Records from a data source
━━━━━━━━━━━━━━━━━━━━━━━━━━━━━━
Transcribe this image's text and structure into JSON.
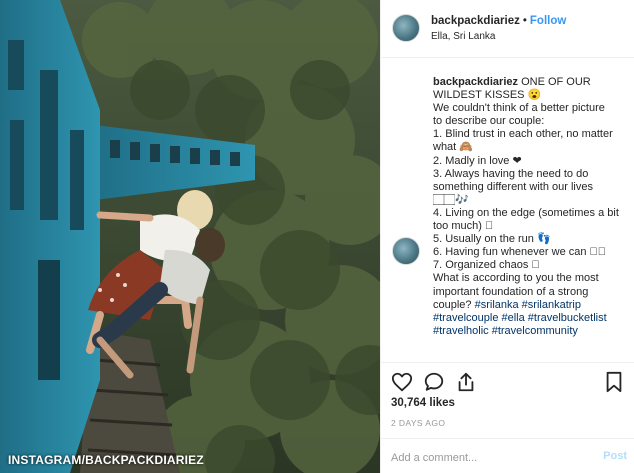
{
  "post": {
    "username": "backpackdiariez",
    "separator": "•",
    "follow_label": "Follow",
    "location": "Ella, Sri Lanka"
  },
  "caption": {
    "username": "backpackdiariez",
    "lines": [
      "ONE OF OUR",
      "WILDEST KISSES 😮",
      "We couldn't think of a better picture",
      "to describe our couple:",
      "1. Blind trust in each other, no matter",
      "what 🙈",
      "2. Madly in love ❤",
      "3. Always having the need to do",
      "something different with our lives",
      "🏻🏻🎶",
      "4. Living on the edge (sometimes a bit",
      "too much) 🏻",
      "5. Usually on the run 👣",
      "6. Having fun whenever we can 🏻🏻",
      "7. Organized chaos 🏻",
      "What is according to you the most",
      "important foundation of a strong",
      "couple?"
    ],
    "hashtags": [
      "#srilanka #srilankatrip",
      "#travelcouple #ella #travelbucketlist",
      "#travelholic #travelcommunity"
    ]
  },
  "actions": {
    "like_icon": "heart-icon",
    "comment_icon": "comment-icon",
    "share_icon": "share-icon",
    "save_icon": "bookmark-icon",
    "likes": "30,764 likes",
    "time_ago": "2 DAYS AGO",
    "comment_placeholder": "Add a comment...",
    "post_label": "Post"
  },
  "photo": {
    "watermark": "INSTAGRAM/BACKPACKDIARIEZ"
  }
}
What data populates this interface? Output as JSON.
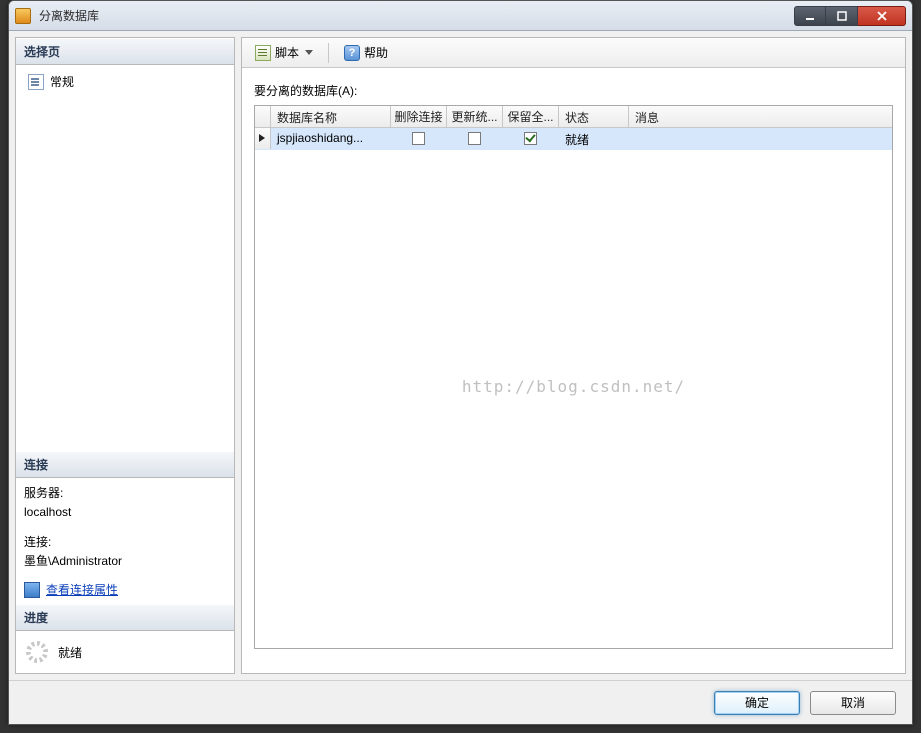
{
  "window": {
    "title": "分离数据库"
  },
  "sidebar": {
    "select_header": "选择页",
    "general_label": "常规",
    "connection_header": "连接",
    "server_label": "服务器:",
    "server_value": "localhost",
    "conn_label": "连接:",
    "conn_value": "墨鱼\\Administrator",
    "view_props": "查看连接属性",
    "progress_header": "进度",
    "progress_status": "就绪"
  },
  "toolbar": {
    "script_label": "脚本",
    "help_label": "帮助"
  },
  "main": {
    "grid_label": "要分离的数据库(A):",
    "columns": {
      "name": "数据库名称",
      "drop": "删除连接",
      "update": "更新统...",
      "keep": "保留全...",
      "status": "状态",
      "message": "消息"
    },
    "row": {
      "name": "jspjiaoshidang...",
      "drop_checked": false,
      "update_checked": false,
      "keep_checked": true,
      "status": "就绪",
      "message": ""
    }
  },
  "watermark": "http://blog.csdn.net/",
  "footer": {
    "ok": "确定",
    "cancel": "取消"
  }
}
━━━━━━━━━━━━━━━━━━━━━━━━━━━━━━
_GOAL OF THE EXERCISE:_
The data above should be repeated exactly, minus any pictures.

_TASK SOLUTION:_
Transcribe this image's text and structure into JSON.
{
  "post": {
    "username": "backpackdiariez",
    "separator": "•",
    "follow_label": "Follow",
    "location": "Ella, Sri Lanka"
  },
  "caption": {
    "username": "backpackdiariez",
    "lines": [
      "ONE OF OUR",
      "WILDEST KISSES 😮",
      "We couldn't think of a better picture",
      "to describe our couple:",
      "1. Blind trust in each other, no matter",
      "what 🙈",
      "2. Madly in love ❤",
      "3. Always having the need to do",
      "something different with our lives",
      "🏻🏻🎶",
      "4. Living on the edge (sometimes a bit",
      "too much) 🏻",
      "5. Usually on the run 👣",
      "6. Having fun whenever we can 🏻🏻",
      "7. Organized chaos 🏻",
      "What is according to you the most",
      "important foundation of a strong",
      "couple?"
    ],
    "hashtags": [
      "#srilanka #srilankatrip",
      "#travelcouple #ella #travelbucketlist",
      "#travelholic #travelcommunity"
    ]
  },
  "actions": {
    "like_icon": "heart-icon",
    "comment_icon": "comment-icon",
    "share_icon": "share-icon",
    "save_icon": "bookmark-icon",
    "likes": "30,764 likes",
    "time_ago": "2 DAYS AGO",
    "comment_placeholder": "Add a comment...",
    "post_label": "Post"
  },
  "photo": {
    "watermark": "INSTAGRAM/BACKPACKDIARIEZ"
  }
}
What data populates this interface? Output as JSON.
{
  "window": {
    "title": "分离数据库"
  },
  "sidebar": {
    "select_header": "选择页",
    "general_label": "常规",
    "connection_header": "连接",
    "server_label": "服务器:",
    "server_value": "localhost",
    "conn_label": "连接:",
    "conn_value": "墨鱼\\Administrator",
    "view_props": "查看连接属性",
    "progress_header": "进度",
    "progress_status": "就绪"
  },
  "toolbar": {
    "script_label": "脚本",
    "help_label": "帮助"
  },
  "main": {
    "grid_label": "要分离的数据库(A):",
    "columns": {
      "name": "数据库名称",
      "drop": "删除连接",
      "update": "更新统...",
      "keep": "保留全...",
      "status": "状态",
      "message": "消息"
    },
    "row": {
      "name": "jspjiaoshidang...",
      "drop_checked": false,
      "update_checked": false,
      "keep_checked": true,
      "status": "就绪",
      "message": ""
    }
  },
  "watermark": "http://blog.csdn.net/",
  "footer": {
    "ok": "确定",
    "cancel": "取消"
  }
}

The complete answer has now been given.